-- Start Data entries --

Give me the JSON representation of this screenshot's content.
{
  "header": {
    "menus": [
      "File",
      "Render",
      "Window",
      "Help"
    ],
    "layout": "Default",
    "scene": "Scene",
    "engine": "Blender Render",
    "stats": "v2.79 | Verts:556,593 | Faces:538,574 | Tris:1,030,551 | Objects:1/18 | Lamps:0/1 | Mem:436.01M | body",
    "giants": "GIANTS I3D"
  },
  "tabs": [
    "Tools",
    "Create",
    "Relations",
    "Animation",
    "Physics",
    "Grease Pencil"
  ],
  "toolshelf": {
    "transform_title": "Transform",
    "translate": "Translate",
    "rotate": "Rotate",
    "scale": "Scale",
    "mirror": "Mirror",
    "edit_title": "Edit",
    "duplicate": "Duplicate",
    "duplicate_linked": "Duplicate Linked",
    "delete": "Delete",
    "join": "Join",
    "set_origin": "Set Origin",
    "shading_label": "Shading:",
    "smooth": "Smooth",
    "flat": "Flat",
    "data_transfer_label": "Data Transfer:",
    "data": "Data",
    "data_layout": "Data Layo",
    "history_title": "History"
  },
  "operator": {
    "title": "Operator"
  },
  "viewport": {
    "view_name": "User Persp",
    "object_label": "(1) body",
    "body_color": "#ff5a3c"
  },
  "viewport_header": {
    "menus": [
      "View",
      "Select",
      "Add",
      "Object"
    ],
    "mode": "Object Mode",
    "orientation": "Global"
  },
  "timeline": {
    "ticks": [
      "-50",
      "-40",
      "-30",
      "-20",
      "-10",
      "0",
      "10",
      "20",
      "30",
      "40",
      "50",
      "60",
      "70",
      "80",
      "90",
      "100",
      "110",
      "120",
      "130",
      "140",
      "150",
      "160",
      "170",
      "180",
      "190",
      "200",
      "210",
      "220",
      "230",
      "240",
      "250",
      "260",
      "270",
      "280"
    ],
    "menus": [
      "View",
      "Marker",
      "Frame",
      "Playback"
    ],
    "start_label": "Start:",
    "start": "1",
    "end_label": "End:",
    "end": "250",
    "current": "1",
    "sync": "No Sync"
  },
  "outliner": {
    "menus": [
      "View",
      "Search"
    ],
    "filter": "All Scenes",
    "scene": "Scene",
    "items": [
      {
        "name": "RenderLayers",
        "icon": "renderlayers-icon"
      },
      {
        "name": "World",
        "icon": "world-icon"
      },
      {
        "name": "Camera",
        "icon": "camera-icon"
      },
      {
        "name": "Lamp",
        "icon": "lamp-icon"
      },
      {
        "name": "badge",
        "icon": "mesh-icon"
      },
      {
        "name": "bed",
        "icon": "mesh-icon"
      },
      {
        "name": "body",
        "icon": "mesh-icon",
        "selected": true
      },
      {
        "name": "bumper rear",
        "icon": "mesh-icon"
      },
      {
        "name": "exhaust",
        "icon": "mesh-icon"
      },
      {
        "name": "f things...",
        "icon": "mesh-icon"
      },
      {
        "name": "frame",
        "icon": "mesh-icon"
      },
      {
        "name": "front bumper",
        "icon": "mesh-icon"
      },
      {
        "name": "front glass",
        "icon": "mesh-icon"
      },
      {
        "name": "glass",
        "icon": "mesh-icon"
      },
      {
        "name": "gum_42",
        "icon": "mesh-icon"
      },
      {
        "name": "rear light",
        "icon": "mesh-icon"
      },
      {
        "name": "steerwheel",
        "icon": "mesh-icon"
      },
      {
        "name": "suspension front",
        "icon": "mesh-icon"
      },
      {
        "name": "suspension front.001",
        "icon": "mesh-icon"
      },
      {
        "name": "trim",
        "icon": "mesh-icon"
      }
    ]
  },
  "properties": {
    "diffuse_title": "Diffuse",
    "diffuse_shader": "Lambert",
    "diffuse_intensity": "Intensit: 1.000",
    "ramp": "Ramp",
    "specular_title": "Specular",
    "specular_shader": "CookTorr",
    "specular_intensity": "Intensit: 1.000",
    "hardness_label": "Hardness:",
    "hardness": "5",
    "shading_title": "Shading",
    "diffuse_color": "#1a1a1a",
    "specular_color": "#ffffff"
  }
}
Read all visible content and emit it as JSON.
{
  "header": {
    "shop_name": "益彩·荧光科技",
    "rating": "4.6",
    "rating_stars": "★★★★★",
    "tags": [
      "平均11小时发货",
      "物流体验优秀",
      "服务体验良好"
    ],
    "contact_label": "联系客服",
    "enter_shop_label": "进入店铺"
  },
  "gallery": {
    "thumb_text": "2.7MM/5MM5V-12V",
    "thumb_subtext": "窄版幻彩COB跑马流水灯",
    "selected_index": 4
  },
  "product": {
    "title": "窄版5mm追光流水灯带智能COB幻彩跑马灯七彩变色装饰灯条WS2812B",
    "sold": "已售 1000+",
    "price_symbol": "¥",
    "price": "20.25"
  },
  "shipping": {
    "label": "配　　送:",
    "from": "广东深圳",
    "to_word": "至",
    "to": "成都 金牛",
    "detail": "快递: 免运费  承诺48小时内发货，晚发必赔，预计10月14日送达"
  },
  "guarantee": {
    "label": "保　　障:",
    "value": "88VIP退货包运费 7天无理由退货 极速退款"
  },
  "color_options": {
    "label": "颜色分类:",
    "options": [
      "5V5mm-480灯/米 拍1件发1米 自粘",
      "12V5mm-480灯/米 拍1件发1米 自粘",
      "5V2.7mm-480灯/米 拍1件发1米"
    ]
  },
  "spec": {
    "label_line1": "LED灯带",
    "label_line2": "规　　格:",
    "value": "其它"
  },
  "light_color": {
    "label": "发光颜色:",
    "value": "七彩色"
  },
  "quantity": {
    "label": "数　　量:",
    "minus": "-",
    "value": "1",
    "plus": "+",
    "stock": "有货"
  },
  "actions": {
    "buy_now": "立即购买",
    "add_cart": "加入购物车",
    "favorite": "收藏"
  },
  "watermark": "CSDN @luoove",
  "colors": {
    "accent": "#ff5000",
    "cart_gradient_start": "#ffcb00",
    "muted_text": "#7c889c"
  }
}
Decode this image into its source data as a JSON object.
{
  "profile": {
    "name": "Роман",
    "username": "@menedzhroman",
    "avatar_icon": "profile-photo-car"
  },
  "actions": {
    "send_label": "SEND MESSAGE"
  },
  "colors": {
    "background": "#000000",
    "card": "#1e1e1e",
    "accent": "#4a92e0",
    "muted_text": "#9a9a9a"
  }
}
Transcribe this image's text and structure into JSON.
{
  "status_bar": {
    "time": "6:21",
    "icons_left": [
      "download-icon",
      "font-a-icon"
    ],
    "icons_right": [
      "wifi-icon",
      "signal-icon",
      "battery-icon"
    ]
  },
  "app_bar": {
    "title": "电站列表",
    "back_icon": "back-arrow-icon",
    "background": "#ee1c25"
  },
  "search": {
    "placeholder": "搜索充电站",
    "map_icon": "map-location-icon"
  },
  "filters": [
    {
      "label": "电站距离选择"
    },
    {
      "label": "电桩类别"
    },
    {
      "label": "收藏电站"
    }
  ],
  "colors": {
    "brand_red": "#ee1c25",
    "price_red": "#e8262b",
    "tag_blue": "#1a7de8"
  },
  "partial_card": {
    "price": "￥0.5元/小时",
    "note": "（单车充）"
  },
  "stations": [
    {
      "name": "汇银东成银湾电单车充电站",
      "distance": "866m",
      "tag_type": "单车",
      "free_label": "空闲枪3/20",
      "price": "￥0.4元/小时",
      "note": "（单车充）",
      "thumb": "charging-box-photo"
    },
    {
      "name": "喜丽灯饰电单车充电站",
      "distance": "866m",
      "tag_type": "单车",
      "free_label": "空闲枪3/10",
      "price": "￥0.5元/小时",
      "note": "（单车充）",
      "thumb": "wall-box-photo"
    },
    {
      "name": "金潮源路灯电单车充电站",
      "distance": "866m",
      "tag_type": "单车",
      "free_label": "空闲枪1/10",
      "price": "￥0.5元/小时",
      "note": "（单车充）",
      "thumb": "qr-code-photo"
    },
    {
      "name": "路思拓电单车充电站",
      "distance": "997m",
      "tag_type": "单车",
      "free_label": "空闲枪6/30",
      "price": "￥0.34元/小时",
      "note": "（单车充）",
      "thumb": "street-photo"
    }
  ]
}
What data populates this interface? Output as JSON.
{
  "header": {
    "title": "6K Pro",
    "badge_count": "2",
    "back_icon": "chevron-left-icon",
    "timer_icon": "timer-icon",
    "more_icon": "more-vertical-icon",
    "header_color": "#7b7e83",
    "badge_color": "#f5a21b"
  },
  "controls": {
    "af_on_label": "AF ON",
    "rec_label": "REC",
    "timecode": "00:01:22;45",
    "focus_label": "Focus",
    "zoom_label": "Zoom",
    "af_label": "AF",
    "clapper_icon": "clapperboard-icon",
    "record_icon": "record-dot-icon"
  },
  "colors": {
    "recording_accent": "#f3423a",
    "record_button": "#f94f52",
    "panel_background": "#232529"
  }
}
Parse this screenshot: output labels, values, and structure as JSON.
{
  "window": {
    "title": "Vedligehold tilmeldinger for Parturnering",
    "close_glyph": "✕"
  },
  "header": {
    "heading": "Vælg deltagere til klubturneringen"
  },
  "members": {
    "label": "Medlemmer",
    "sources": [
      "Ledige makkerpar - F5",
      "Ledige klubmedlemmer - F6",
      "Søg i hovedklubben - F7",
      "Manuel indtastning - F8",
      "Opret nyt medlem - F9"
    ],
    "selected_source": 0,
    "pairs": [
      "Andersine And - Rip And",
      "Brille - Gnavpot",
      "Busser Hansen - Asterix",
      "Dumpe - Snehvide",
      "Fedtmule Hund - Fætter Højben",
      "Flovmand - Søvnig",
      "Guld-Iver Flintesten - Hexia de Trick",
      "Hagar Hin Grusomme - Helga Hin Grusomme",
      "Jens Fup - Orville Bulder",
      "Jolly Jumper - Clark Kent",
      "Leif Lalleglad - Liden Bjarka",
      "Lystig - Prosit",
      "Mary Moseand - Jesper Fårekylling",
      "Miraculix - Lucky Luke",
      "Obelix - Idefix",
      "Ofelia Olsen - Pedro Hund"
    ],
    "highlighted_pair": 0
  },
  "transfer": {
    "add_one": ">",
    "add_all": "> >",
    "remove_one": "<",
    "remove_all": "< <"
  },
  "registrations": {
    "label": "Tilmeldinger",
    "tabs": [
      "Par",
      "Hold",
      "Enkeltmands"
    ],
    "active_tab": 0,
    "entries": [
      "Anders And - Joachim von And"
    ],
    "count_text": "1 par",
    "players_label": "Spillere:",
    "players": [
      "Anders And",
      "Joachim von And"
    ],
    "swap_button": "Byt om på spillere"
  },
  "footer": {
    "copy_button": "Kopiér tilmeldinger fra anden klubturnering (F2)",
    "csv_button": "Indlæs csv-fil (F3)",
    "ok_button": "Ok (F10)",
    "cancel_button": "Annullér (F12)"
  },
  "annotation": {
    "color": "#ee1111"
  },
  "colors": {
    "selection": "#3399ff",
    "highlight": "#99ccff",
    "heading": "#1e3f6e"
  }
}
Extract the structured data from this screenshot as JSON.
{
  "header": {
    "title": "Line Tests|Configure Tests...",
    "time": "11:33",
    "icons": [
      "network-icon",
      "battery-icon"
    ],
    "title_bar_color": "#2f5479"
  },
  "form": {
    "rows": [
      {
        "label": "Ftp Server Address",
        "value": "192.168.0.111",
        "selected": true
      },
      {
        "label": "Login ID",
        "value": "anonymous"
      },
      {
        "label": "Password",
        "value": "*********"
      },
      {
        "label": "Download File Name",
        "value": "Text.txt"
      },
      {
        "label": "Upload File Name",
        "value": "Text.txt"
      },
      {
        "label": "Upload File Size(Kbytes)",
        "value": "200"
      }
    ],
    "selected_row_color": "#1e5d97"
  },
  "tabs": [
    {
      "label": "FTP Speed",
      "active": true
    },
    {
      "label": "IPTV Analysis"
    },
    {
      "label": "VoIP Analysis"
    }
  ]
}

-- End Data entries --

Some lines of the records may hold the word "from". How many do? Answer with a number and nothing else.

2